> _To do_: Copy the records that follow exactly as written, but not their pictures.

> _Source material_:
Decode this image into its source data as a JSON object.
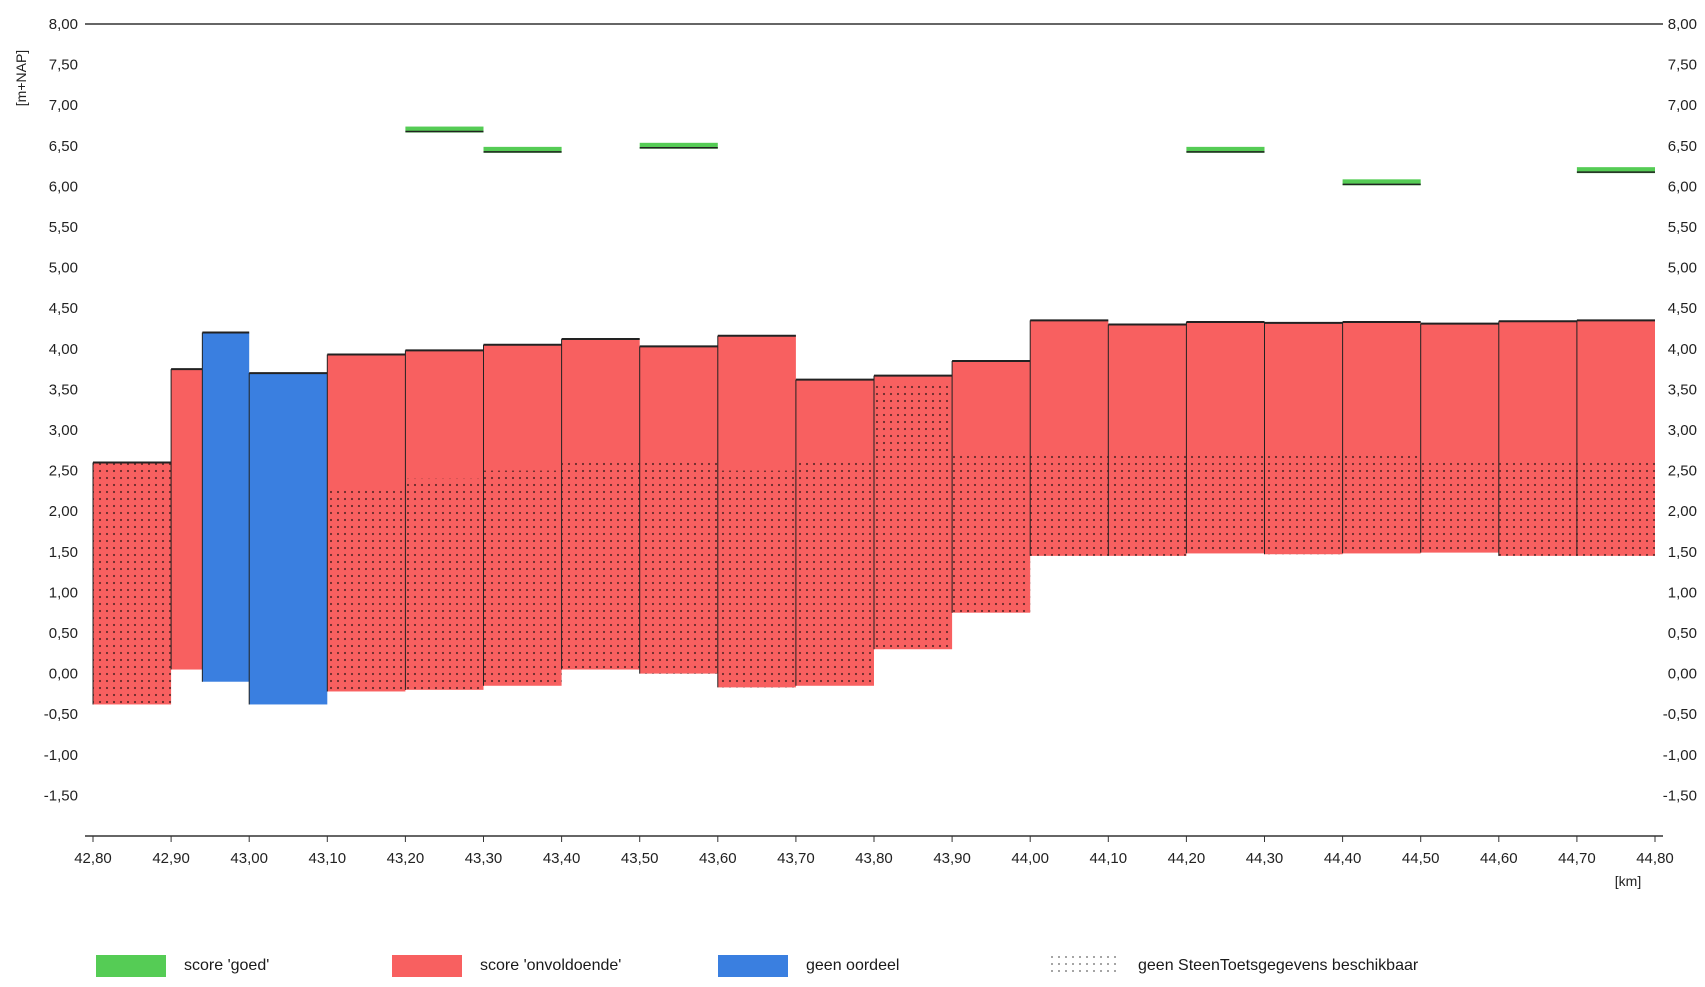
{
  "chart_data": {
    "type": "bar",
    "xlabel_unit": "[km]",
    "ylabel_unit": "[m+NAP]",
    "x_ticks": [
      "42,80",
      "42,90",
      "43,00",
      "43,10",
      "43,20",
      "43,30",
      "43,40",
      "43,50",
      "43,60",
      "43,70",
      "43,80",
      "43,90",
      "44,00",
      "44,10",
      "44,20",
      "44,30",
      "44,40",
      "44,50",
      "44,60",
      "44,70",
      "44,80"
    ],
    "y_ticks_left": [
      "8,00",
      "7,50",
      "7,00",
      "6,50",
      "6,00",
      "5,50",
      "5,00",
      "4,50",
      "4,00",
      "3,50",
      "3,00",
      "2,50",
      "2,00",
      "1,50",
      "1,00",
      "0,50",
      "0,00",
      "-0,50",
      "-1,00",
      "-1,50"
    ],
    "y_ticks_right": [
      "8,00",
      "7,50",
      "7,00",
      "6,50",
      "6,00",
      "5,50",
      "5,00",
      "4,50",
      "4,00",
      "3,50",
      "3,00",
      "2,50",
      "2,00",
      "1,50",
      "1,00",
      "0,50",
      "0,00",
      "-0,50",
      "-1,00",
      "-1,50"
    ],
    "xlim": [
      42.8,
      44.8
    ],
    "ylim": [
      -2.0,
      8.0
    ],
    "colors": {
      "goed": "#55cc55",
      "onvoldoende": "#f86060",
      "geen_oordeel": "#3a7fe0"
    },
    "segments": [
      {
        "x0": 42.8,
        "x1": 42.9,
        "score": "onvoldoende",
        "bottom": -0.38,
        "top": 2.6,
        "no_data_top": 2.6
      },
      {
        "x0": 42.9,
        "x1": 42.94,
        "score": "onvoldoende",
        "bottom": 0.05,
        "top": 3.75,
        "no_data_top": null
      },
      {
        "x0": 42.94,
        "x1": 43.0,
        "score": "geen oordeel",
        "bottom": -0.1,
        "top": 4.2,
        "no_data_top": null
      },
      {
        "x0": 43.0,
        "x1": 43.1,
        "score": "geen oordeel",
        "bottom": -0.38,
        "top": 3.7,
        "no_data_top": null
      },
      {
        "x0": 43.1,
        "x1": 43.2,
        "score": "onvoldoende",
        "bottom": -0.22,
        "top": 3.93,
        "no_data_top": 2.3
      },
      {
        "x0": 43.2,
        "x1": 43.3,
        "score": "onvoldoende",
        "bottom": -0.2,
        "top": 3.98,
        "no_data_top": 2.4
      },
      {
        "x0": 43.3,
        "x1": 43.4,
        "score": "onvoldoende",
        "bottom": -0.15,
        "top": 4.05,
        "no_data_top": 2.5
      },
      {
        "x0": 43.4,
        "x1": 43.5,
        "score": "onvoldoende",
        "bottom": 0.05,
        "top": 4.12,
        "no_data_top": 2.6
      },
      {
        "x0": 43.5,
        "x1": 43.6,
        "score": "onvoldoende",
        "bottom": 0.0,
        "top": 4.03,
        "no_data_top": 2.6
      },
      {
        "x0": 43.6,
        "x1": 43.7,
        "score": "onvoldoende",
        "bottom": -0.17,
        "top": 4.16,
        "no_data_top": 2.5
      },
      {
        "x0": 43.7,
        "x1": 43.8,
        "score": "onvoldoende",
        "bottom": -0.15,
        "top": 3.62,
        "no_data_top": 2.6
      },
      {
        "x0": 43.8,
        "x1": 43.9,
        "score": "onvoldoende",
        "bottom": 0.3,
        "top": 3.67,
        "no_data_top": 3.55
      },
      {
        "x0": 43.9,
        "x1": 44.0,
        "score": "onvoldoende",
        "bottom": 0.75,
        "top": 3.85,
        "no_data_top": 2.7
      },
      {
        "x0": 44.0,
        "x1": 44.1,
        "score": "onvoldoende",
        "bottom": 1.45,
        "top": 4.35,
        "no_data_top": 2.7
      },
      {
        "x0": 44.1,
        "x1": 44.2,
        "score": "onvoldoende",
        "bottom": 1.45,
        "top": 4.3,
        "no_data_top": 2.7
      },
      {
        "x0": 44.2,
        "x1": 44.3,
        "score": "onvoldoende",
        "bottom": 1.48,
        "top": 4.33,
        "no_data_top": 2.7
      },
      {
        "x0": 44.3,
        "x1": 44.4,
        "score": "onvoldoende",
        "bottom": 1.47,
        "top": 4.32,
        "no_data_top": 2.7
      },
      {
        "x0": 44.4,
        "x1": 44.5,
        "score": "onvoldoende",
        "bottom": 1.48,
        "top": 4.33,
        "no_data_top": 2.7
      },
      {
        "x0": 44.5,
        "x1": 44.6,
        "score": "onvoldoende",
        "bottom": 1.49,
        "top": 4.31,
        "no_data_top": 2.65
      },
      {
        "x0": 44.6,
        "x1": 44.7,
        "score": "onvoldoende",
        "bottom": 1.45,
        "top": 4.34,
        "no_data_top": 2.65
      },
      {
        "x0": 44.7,
        "x1": 44.8,
        "score": "onvoldoende",
        "bottom": 1.45,
        "top": 4.35,
        "no_data_top": 2.65
      }
    ],
    "goed_segments": [
      {
        "x0": 43.2,
        "x1": 43.3,
        "y": 6.7
      },
      {
        "x0": 43.3,
        "x1": 43.4,
        "y": 6.45
      },
      {
        "x0": 43.5,
        "x1": 43.6,
        "y": 6.5
      },
      {
        "x0": 44.2,
        "x1": 44.3,
        "y": 6.45
      },
      {
        "x0": 44.4,
        "x1": 44.5,
        "y": 6.05
      },
      {
        "x0": 44.7,
        "x1": 44.8,
        "y": 6.2
      }
    ],
    "grid": false,
    "legend_position": "bottom"
  },
  "legend": [
    {
      "label": "score 'goed'",
      "swatch": "goed"
    },
    {
      "label": "score 'onvoldoende'",
      "swatch": "onvoldoende"
    },
    {
      "label": "geen oordeel",
      "swatch": "geen_oordeel"
    },
    {
      "label": "geen SteenToetsgegevens beschikbaar",
      "swatch": "dots"
    }
  ]
}
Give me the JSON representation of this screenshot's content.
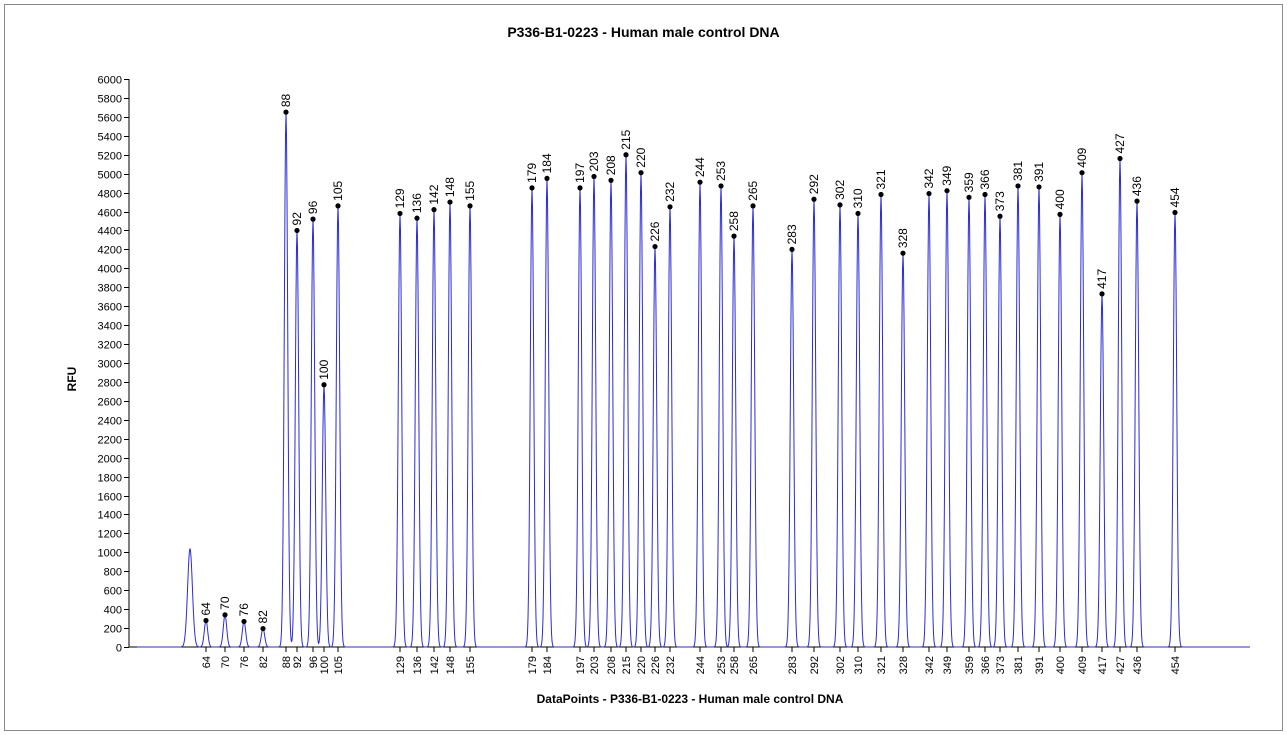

> _Exercise result_:
Decode this image into its source data as a JSON object.
{
  "chart_data": {
    "type": "bar",
    "xlabel_unit": "[km]",
    "ylabel_unit": "[m+NAP]",
    "x_ticks": [
      "42,80",
      "42,90",
      "43,00",
      "43,10",
      "43,20",
      "43,30",
      "43,40",
      "43,50",
      "43,60",
      "43,70",
      "43,80",
      "43,90",
      "44,00",
      "44,10",
      "44,20",
      "44,30",
      "44,40",
      "44,50",
      "44,60",
      "44,70",
      "44,80"
    ],
    "y_ticks_left": [
      "8,00",
      "7,50",
      "7,00",
      "6,50",
      "6,00",
      "5,50",
      "5,00",
      "4,50",
      "4,00",
      "3,50",
      "3,00",
      "2,50",
      "2,00",
      "1,50",
      "1,00",
      "0,50",
      "0,00",
      "-0,50",
      "-1,00",
      "-1,50"
    ],
    "y_ticks_right": [
      "8,00",
      "7,50",
      "7,00",
      "6,50",
      "6,00",
      "5,50",
      "5,00",
      "4,50",
      "4,00",
      "3,50",
      "3,00",
      "2,50",
      "2,00",
      "1,50",
      "1,00",
      "0,50",
      "0,00",
      "-0,50",
      "-1,00",
      "-1,50"
    ],
    "xlim": [
      42.8,
      44.8
    ],
    "ylim": [
      -2.0,
      8.0
    ],
    "colors": {
      "goed": "#55cc55",
      "onvoldoende": "#f86060",
      "geen_oordeel": "#3a7fe0"
    },
    "segments": [
      {
        "x0": 42.8,
        "x1": 42.9,
        "score": "onvoldoende",
        "bottom": -0.38,
        "top": 2.6,
        "no_data_top": 2.6
      },
      {
        "x0": 42.9,
        "x1": 42.94,
        "score": "onvoldoende",
        "bottom": 0.05,
        "top": 3.75,
        "no_data_top": null
      },
      {
        "x0": 42.94,
        "x1": 43.0,
        "score": "geen oordeel",
        "bottom": -0.1,
        "top": 4.2,
        "no_data_top": null
      },
      {
        "x0": 43.0,
        "x1": 43.1,
        "score": "geen oordeel",
        "bottom": -0.38,
        "top": 3.7,
        "no_data_top": null
      },
      {
        "x0": 43.1,
        "x1": 43.2,
        "score": "onvoldoende",
        "bottom": -0.22,
        "top": 3.93,
        "no_data_top": 2.3
      },
      {
        "x0": 43.2,
        "x1": 43.3,
        "score": "onvoldoende",
        "bottom": -0.2,
        "top": 3.98,
        "no_data_top": 2.4
      },
      {
        "x0": 43.3,
        "x1": 43.4,
        "score": "onvoldoende",
        "bottom": -0.15,
        "top": 4.05,
        "no_data_top": 2.5
      },
      {
        "x0": 43.4,
        "x1": 43.5,
        "score": "onvoldoende",
        "bottom": 0.05,
        "top": 4.12,
        "no_data_top": 2.6
      },
      {
        "x0": 43.5,
        "x1": 43.6,
        "score": "onvoldoende",
        "bottom": 0.0,
        "top": 4.03,
        "no_data_top": 2.6
      },
      {
        "x0": 43.6,
        "x1": 43.7,
        "score": "onvoldoende",
        "bottom": -0.17,
        "top": 4.16,
        "no_data_top": 2.5
      },
      {
        "x0": 43.7,
        "x1": 43.8,
        "score": "onvoldoende",
        "bottom": -0.15,
        "top": 3.62,
        "no_data_top": 2.6
      },
      {
        "x0": 43.8,
        "x1": 43.9,
        "score": "onvoldoende",
        "bottom": 0.3,
        "top": 3.67,
        "no_data_top": 3.55
      },
      {
        "x0": 43.9,
        "x1": 44.0,
        "score": "onvoldoende",
        "bottom": 0.75,
        "top": 3.85,
        "no_data_top": 2.7
      },
      {
        "x0": 44.0,
        "x1": 44.1,
        "score": "onvoldoende",
        "bottom": 1.45,
        "top": 4.35,
        "no_data_top": 2.7
      },
      {
        "x0": 44.1,
        "x1": 44.2,
        "score": "onvoldoende",
        "bottom": 1.45,
        "top": 4.3,
        "no_data_top": 2.7
      },
      {
        "x0": 44.2,
        "x1": 44.3,
        "score": "onvoldoende",
        "bottom": 1.48,
        "top": 4.33,
        "no_data_top": 2.7
      },
      {
        "x0": 44.3,
        "x1": 44.4,
        "score": "onvoldoende",
        "bottom": 1.47,
        "top": 4.32,
        "no_data_top": 2.7
      },
      {
        "x0": 44.4,
        "x1": 44.5,
        "score": "onvoldoende",
        "bottom": 1.48,
        "top": 4.33,
        "no_data_top": 2.7
      },
      {
        "x0": 44.5,
        "x1": 44.6,
        "score": "onvoldoende",
        "bottom": 1.49,
        "top": 4.31,
        "no_data_top": 2.65
      },
      {
        "x0": 44.6,
        "x1": 44.7,
        "score": "onvoldoende",
        "bottom": 1.45,
        "top": 4.34,
        "no_data_top": 2.65
      },
      {
        "x0": 44.7,
        "x1": 44.8,
        "score": "onvoldoende",
        "bottom": 1.45,
        "top": 4.35,
        "no_data_top": 2.65
      }
    ],
    "goed_segments": [
      {
        "x0": 43.2,
        "x1": 43.3,
        "y": 6.7
      },
      {
        "x0": 43.3,
        "x1": 43.4,
        "y": 6.45
      },
      {
        "x0": 43.5,
        "x1": 43.6,
        "y": 6.5
      },
      {
        "x0": 44.2,
        "x1": 44.3,
        "y": 6.45
      },
      {
        "x0": 44.4,
        "x1": 44.5,
        "y": 6.05
      },
      {
        "x0": 44.7,
        "x1": 44.8,
        "y": 6.2
      }
    ],
    "grid": false,
    "legend_position": "bottom"
  },
  "legend": [
    {
      "label": "score 'goed'",
      "swatch": "goed"
    },
    {
      "label": "score 'onvoldoende'",
      "swatch": "onvoldoende"
    },
    {
      "label": "geen oordeel",
      "swatch": "geen_oordeel"
    },
    {
      "label": "geen SteenToetsgegevens beschikbaar",
      "swatch": "dots"
    }
  ]
}
Give me the JSON representation of this screenshot's content.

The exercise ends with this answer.